Short exercise
Transcribe the records below exactly as they appear.

Some records

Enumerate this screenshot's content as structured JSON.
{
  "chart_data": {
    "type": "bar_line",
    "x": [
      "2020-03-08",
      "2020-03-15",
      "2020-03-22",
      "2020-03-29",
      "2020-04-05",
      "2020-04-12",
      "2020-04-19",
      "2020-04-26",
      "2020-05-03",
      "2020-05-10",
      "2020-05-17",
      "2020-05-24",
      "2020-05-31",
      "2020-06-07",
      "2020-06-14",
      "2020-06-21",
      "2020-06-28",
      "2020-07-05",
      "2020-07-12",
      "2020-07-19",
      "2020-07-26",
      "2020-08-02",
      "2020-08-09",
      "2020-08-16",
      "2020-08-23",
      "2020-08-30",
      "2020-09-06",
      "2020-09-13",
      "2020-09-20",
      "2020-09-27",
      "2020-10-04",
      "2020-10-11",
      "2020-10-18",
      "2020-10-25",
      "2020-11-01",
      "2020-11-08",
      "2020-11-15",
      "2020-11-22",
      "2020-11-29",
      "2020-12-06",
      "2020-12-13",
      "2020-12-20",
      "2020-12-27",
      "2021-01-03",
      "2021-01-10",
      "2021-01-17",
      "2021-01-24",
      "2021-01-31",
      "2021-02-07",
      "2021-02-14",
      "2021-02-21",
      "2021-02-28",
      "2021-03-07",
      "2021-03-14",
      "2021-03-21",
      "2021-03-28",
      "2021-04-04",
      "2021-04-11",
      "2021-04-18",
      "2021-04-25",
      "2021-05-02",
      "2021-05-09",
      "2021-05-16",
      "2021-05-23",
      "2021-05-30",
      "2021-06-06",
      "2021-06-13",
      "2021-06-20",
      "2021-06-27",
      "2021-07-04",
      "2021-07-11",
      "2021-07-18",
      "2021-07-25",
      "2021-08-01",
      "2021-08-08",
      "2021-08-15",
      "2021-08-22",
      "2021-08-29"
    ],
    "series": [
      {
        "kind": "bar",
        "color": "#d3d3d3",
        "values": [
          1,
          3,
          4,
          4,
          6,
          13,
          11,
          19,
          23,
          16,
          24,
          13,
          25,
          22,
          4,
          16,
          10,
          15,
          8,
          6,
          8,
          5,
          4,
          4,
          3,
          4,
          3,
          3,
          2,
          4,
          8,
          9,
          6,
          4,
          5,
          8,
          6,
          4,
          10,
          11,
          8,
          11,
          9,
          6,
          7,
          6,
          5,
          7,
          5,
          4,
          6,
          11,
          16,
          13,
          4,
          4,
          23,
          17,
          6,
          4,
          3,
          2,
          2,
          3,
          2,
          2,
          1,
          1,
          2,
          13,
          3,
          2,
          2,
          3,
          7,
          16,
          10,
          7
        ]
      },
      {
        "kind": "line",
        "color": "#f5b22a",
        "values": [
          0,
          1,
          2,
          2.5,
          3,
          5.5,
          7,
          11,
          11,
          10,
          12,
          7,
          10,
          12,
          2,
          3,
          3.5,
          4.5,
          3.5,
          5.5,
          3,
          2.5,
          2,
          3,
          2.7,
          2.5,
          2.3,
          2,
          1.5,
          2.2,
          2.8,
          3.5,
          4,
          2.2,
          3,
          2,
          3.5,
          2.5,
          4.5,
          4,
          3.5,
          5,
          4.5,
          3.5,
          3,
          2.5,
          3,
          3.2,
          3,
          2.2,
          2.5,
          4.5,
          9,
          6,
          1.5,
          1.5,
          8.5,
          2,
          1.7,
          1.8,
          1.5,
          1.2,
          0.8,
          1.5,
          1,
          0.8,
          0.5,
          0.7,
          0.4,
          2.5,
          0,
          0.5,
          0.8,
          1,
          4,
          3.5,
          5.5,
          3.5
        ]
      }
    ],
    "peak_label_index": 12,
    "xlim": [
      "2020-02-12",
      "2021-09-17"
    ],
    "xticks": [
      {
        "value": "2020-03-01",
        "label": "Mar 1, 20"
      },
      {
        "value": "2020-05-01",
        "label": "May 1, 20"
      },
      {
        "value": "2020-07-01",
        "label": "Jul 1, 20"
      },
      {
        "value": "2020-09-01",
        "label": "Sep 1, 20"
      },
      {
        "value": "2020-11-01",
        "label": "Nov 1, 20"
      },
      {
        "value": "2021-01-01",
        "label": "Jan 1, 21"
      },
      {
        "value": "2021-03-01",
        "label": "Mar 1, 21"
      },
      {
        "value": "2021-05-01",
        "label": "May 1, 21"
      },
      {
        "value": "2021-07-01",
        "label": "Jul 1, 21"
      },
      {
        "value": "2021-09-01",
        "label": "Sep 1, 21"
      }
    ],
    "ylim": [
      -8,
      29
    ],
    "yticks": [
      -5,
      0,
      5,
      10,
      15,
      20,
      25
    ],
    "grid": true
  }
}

Completed exercise
Enumerate this screenshot's content as structured JSON.
{
  "chart_data": {
    "type": "bar_line",
    "x": [
      "2020-03-08",
      "2020-03-15",
      "2020-03-22",
      "2020-03-29",
      "2020-04-05",
      "2020-04-12",
      "2020-04-19",
      "2020-04-26",
      "2020-05-03",
      "2020-05-10",
      "2020-05-17",
      "2020-05-24",
      "2020-05-31",
      "2020-06-07",
      "2020-06-14",
      "2020-06-21",
      "2020-06-28",
      "2020-07-05",
      "2020-07-12",
      "2020-07-19",
      "2020-07-26",
      "2020-08-02",
      "2020-08-09",
      "2020-08-16",
      "2020-08-23",
      "2020-08-30",
      "2020-09-06",
      "2020-09-13",
      "2020-09-20",
      "2020-09-27",
      "2020-10-04",
      "2020-10-11",
      "2020-10-18",
      "2020-10-25",
      "2020-11-01",
      "2020-11-08",
      "2020-11-15",
      "2020-11-22",
      "2020-11-29",
      "2020-12-06",
      "2020-12-13",
      "2020-12-20",
      "2020-12-27",
      "2021-01-03",
      "2021-01-10",
      "2021-01-17",
      "2021-01-24",
      "2021-01-31",
      "2021-02-07",
      "2021-02-14",
      "2021-02-21",
      "2021-02-28",
      "2021-03-07",
      "2021-03-14",
      "2021-03-21",
      "2021-03-28",
      "2021-04-04",
      "2021-04-11",
      "2021-04-18",
      "2021-04-25",
      "2021-05-02",
      "2021-05-09",
      "2021-05-16",
      "2021-05-23",
      "2021-05-30",
      "2021-06-06",
      "2021-06-13",
      "2021-06-20",
      "2021-06-27",
      "2021-07-04",
      "2021-07-11",
      "2021-07-18",
      "2021-07-25",
      "2021-08-01",
      "2021-08-08",
      "2021-08-15",
      "2021-08-22",
      "2021-08-29"
    ],
    "series": [
      {
        "kind": "bar",
        "color": "#d3d3d3",
        "values": [
          1,
          3,
          4,
          4,
          6,
          13,
          11,
          19,
          23,
          16,
          24,
          13,
          25,
          22,
          4,
          16,
          10,
          15,
          8,
          6,
          8,
          5,
          4,
          4,
          3,
          4,
          3,
          3,
          2,
          4,
          8,
          9,
          6,
          4,
          5,
          8,
          6,
          4,
          10,
          11,
          8,
          11,
          9,
          6,
          7,
          6,
          5,
          7,
          5,
          4,
          6,
          11,
          16,
          13,
          4,
          4,
          23,
          17,
          6,
          4,
          3,
          2,
          2,
          3,
          2,
          2,
          1,
          1,
          2,
          13,
          3,
          2,
          2,
          3,
          7,
          16,
          10,
          7
        ]
      },
      {
        "kind": "line",
        "color": "#f5b22a",
        "values": [
          0,
          1,
          2,
          2.5,
          3,
          5.5,
          7,
          11,
          11,
          10,
          12,
          7,
          10,
          12,
          2,
          3,
          3.5,
          4.5,
          3.5,
          5.5,
          3,
          2.5,
          2,
          3,
          2.7,
          2.5,
          2.3,
          2,
          1.5,
          2.2,
          2.8,
          3.5,
          4,
          2.2,
          3,
          2,
          3.5,
          2.5,
          4.5,
          4,
          3.5,
          5,
          4.5,
          3.5,
          3,
          2.5,
          3,
          3.2,
          3,
          2.2,
          2.5,
          4.5,
          9,
          6,
          1.5,
          1.5,
          8.5,
          2,
          1.7,
          1.8,
          1.5,
          1.2,
          0.8,
          1.5,
          1,
          0.8,
          0.5,
          0.7,
          0.4,
          2.5,
          0,
          0.5,
          0.8,
          1,
          4,
          3.5,
          5.5,
          3.5
        ]
      }
    ],
    "peak_label_index": 12,
    "xlim": [
      "2020-02-12",
      "2021-09-17"
    ],
    "xticks": [
      {
        "value": "2020-03-01",
        "label": "Mar 1, 20"
      },
      {
        "value": "2020-05-01",
        "label": "May 1, 20"
      },
      {
        "value": "2020-07-01",
        "label": "Jul 1, 20"
      },
      {
        "value": "2020-09-01",
        "label": "Sep 1, 20"
      },
      {
        "value": "2020-11-01",
        "label": "Nov 1, 20"
      },
      {
        "value": "2021-01-01",
        "label": "Jan 1, 21"
      },
      {
        "value": "2021-03-01",
        "label": "Mar 1, 21"
      },
      {
        "value": "2021-05-01",
        "label": "May 1, 21"
      },
      {
        "value": "2021-07-01",
        "label": "Jul 1, 21"
      },
      {
        "value": "2021-09-01",
        "label": "Sep 1, 21"
      }
    ],
    "ylim": [
      -8,
      29
    ],
    "yticks": [
      -5,
      0,
      5,
      10,
      15,
      20,
      25
    ],
    "grid": true
  }
}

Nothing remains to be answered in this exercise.